Task requirements.
Look through the material and tally each line bearing the word "nhưng". Give only the total.

Given information.

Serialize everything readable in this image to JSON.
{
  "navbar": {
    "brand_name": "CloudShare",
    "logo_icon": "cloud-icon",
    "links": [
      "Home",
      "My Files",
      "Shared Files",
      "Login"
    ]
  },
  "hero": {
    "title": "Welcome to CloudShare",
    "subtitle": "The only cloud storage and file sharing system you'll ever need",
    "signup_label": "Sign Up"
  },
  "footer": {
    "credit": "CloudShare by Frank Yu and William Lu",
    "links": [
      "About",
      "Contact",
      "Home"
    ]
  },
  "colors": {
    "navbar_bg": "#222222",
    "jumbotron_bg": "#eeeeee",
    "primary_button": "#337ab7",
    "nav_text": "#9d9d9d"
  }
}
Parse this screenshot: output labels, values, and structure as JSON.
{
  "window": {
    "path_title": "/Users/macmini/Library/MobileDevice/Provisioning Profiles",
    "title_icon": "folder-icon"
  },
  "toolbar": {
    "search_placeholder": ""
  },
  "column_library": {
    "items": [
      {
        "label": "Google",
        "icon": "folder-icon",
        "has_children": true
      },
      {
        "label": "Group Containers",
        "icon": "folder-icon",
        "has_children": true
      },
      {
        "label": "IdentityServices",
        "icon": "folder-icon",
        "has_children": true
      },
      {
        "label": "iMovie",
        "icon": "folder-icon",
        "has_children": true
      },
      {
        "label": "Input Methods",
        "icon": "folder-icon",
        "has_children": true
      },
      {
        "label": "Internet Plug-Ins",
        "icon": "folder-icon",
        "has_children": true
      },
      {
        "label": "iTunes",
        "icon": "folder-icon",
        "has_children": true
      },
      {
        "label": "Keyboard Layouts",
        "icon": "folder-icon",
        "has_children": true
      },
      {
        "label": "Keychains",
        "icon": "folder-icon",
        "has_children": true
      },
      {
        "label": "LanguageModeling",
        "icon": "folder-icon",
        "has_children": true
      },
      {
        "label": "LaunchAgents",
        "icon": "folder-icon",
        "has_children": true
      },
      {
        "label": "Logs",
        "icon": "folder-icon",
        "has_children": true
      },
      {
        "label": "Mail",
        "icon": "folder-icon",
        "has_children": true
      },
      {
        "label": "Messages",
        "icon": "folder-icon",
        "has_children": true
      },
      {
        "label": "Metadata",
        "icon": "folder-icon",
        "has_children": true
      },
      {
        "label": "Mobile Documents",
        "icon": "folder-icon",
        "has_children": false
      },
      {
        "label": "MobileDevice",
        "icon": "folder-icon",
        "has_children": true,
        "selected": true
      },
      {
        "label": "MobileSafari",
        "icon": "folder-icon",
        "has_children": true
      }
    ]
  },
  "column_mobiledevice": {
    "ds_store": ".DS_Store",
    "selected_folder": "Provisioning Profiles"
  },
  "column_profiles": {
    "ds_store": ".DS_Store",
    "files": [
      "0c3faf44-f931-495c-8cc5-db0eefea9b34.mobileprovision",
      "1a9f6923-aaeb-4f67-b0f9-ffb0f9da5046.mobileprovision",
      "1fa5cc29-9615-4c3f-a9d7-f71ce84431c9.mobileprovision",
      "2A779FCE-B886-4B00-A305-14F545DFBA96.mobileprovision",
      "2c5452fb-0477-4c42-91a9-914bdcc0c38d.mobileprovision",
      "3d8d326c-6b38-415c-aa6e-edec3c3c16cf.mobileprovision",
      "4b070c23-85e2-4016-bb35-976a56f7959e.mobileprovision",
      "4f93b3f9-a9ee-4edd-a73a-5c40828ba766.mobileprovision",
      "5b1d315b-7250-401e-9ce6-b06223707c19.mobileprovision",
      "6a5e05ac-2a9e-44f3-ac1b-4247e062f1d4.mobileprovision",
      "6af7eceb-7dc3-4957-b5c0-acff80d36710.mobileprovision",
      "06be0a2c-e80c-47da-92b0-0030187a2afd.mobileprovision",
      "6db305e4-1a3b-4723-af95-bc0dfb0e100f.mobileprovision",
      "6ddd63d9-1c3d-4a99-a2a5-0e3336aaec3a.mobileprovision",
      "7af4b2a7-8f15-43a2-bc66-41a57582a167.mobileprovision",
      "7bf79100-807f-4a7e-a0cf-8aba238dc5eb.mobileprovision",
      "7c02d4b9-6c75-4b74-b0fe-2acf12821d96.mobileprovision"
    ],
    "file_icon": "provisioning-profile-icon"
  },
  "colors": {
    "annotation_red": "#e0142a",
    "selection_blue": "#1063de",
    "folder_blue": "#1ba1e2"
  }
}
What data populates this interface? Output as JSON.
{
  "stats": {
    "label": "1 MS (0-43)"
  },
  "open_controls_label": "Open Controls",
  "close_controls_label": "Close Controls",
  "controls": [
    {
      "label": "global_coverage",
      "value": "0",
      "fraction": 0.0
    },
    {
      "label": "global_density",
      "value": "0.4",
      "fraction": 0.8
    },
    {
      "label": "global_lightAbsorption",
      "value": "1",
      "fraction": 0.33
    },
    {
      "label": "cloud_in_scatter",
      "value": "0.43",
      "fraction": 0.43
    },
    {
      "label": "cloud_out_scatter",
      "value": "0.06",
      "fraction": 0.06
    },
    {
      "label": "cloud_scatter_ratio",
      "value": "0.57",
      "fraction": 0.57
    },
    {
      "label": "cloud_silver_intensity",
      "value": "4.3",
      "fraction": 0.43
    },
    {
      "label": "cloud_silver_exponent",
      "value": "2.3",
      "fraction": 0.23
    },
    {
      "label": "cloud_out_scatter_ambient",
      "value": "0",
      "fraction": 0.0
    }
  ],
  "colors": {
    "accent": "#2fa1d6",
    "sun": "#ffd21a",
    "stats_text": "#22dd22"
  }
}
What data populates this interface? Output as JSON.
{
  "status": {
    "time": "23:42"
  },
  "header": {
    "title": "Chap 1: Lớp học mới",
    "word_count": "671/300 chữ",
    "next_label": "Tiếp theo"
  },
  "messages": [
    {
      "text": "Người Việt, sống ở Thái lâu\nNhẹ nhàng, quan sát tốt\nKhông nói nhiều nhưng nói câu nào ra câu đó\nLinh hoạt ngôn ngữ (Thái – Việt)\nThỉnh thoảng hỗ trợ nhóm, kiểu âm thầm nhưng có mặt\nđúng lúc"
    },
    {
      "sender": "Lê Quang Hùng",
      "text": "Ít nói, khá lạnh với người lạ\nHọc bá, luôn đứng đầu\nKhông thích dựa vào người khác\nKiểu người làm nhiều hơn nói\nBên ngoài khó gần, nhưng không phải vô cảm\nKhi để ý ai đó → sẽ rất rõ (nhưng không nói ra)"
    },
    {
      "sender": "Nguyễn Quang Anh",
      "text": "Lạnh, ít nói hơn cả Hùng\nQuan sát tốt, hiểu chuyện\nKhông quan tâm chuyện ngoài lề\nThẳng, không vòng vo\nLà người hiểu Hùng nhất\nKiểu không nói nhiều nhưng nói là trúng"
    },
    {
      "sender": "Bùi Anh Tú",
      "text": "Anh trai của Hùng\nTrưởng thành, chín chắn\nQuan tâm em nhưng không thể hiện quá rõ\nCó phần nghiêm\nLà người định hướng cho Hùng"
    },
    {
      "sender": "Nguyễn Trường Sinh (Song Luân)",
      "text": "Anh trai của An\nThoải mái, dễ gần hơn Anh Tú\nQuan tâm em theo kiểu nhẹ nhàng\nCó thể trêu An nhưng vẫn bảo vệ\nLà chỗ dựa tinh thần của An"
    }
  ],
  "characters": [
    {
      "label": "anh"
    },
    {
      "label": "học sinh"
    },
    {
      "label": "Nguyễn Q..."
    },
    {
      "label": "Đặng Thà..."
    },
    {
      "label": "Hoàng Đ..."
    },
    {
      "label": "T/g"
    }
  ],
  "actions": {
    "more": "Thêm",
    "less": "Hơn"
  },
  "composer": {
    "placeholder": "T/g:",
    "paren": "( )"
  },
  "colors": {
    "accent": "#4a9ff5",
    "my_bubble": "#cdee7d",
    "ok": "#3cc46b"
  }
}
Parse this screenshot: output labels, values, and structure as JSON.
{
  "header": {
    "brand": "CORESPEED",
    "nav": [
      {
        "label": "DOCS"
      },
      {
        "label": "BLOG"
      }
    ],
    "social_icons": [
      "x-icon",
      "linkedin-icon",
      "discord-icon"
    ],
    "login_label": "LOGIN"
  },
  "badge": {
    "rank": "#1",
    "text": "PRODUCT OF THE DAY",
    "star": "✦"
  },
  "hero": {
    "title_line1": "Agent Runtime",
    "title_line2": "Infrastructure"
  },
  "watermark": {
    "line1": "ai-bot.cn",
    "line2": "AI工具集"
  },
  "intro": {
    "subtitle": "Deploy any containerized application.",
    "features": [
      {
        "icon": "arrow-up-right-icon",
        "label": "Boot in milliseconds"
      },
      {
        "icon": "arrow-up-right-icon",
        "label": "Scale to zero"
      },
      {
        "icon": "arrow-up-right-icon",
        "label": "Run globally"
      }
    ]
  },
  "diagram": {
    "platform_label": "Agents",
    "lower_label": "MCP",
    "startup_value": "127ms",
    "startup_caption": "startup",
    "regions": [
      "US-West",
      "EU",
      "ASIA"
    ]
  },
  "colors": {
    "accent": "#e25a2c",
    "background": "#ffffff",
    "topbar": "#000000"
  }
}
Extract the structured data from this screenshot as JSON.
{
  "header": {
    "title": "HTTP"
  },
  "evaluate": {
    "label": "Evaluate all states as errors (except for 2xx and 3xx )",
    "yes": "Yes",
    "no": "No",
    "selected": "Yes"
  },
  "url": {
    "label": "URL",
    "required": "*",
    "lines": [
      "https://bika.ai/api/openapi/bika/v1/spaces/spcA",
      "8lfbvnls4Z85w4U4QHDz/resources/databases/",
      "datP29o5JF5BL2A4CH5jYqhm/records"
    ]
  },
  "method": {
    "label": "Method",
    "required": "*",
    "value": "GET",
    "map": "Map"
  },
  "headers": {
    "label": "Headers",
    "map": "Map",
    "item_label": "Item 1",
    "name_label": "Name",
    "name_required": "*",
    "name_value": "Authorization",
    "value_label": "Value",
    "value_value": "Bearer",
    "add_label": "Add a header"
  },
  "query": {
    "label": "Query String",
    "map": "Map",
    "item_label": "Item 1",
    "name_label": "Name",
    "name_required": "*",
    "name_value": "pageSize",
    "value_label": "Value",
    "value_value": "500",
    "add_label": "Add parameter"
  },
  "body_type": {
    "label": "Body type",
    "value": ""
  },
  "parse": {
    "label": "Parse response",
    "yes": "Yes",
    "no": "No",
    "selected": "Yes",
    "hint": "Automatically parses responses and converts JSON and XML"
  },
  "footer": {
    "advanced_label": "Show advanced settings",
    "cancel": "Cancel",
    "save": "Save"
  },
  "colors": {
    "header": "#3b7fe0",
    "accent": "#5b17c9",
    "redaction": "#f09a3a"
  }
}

Task output.
5